GIVEN PROBLEM —
Quote the whole listing verbatim.

SUPPLIED RECORDS —

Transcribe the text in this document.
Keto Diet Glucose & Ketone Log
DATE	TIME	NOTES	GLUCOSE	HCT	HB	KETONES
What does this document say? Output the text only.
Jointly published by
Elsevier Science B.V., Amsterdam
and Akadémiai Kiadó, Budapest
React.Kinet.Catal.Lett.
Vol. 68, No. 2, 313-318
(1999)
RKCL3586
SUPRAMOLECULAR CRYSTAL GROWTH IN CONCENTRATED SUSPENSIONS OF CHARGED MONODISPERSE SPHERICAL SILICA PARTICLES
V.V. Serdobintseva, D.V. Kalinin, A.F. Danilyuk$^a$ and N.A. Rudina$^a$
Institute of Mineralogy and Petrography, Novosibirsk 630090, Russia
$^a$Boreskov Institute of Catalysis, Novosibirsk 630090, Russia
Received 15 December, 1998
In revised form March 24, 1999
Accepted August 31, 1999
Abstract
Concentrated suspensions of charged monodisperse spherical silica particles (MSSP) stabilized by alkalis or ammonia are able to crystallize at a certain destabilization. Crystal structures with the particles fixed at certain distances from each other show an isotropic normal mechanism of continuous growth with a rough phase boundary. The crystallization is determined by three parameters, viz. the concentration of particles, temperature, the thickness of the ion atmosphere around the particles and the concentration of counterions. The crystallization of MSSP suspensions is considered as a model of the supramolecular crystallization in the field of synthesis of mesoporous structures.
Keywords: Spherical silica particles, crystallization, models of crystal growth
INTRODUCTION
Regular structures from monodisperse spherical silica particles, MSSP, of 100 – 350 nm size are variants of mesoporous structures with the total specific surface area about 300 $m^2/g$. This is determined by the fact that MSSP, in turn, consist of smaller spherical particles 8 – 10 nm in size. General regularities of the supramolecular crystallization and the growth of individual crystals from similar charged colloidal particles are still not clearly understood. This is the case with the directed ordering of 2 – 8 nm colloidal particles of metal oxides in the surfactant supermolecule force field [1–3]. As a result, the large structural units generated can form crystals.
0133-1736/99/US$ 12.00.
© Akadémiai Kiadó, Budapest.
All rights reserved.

FULL RESPONSE —
Transcribe the text in this document.
Keto Diet Glucose & Ketone Log
DATE	TIME	NOTES	GLUCOSE	HCT	HB	KETONES
What does this document say? Output the text only.
Jointly published by
Elsevier Science B.V., Amsterdam
and Akadémiai Kiadó, Budapest
React.Kinet.Catal.Lett.
Vol. 68, No. 2, 313-318
(1999)
RKCL3586
SUPRAMOLECULAR CRYSTAL GROWTH IN CONCENTRATED SUSPENSIONS OF CHARGED MONODISPERSE SPHERICAL SILICA PARTICLES
V.V. Serdobintseva, D.V. Kalinin, A.F. Danilyuk$^a$ and N.A. Rudina$^a$
Institute of Mineralogy and Petrography, Novosibirsk 630090, Russia
$^a$Boreskov Institute of Catalysis, Novosibirsk 630090, Russia
Received 15 December, 1998
In revised form March 24, 1999
Accepted August 31, 1999
Abstract
Concentrated suspensions of charged monodisperse spherical silica particles (MSSP) stabilized by alkalis or ammonia are able to crystallize at a certain destabilization. Crystal structures with the particles fixed at certain distances from each other show an isotropic normal mechanism of continuous growth with a rough phase boundary. The crystallization is determined by three parameters, viz. the concentration of particles, temperature, the thickness of the ion atmosphere around the particles and the concentration of counterions. The crystallization of MSSP suspensions is considered as a model of the supramolecular crystallization in the field of synthesis of mesoporous structures.
Keywords: Spherical silica particles, crystallization, models of crystal growth
INTRODUCTION
Regular structures from monodisperse spherical silica particles, MSSP, of 100 – 350 nm size are variants of mesoporous structures with the total specific surface area about 300 $m^2/g$. This is determined by the fact that MSSP, in turn, consist of smaller spherical particles 8 – 10 nm in size. General regularities of the supramolecular crystallization and the growth of individual crystals from similar charged colloidal particles are still not clearly understood. This is the case with the directed ordering of 2 – 8 nm colloidal particles of metal oxides in the surfactant supermolecule force field [1–3]. As a result, the large structural units generated can form crystals.
0133-1736/99/US$ 12.00.
© Akadémiai Kiadó, Budapest.
All rights reserved.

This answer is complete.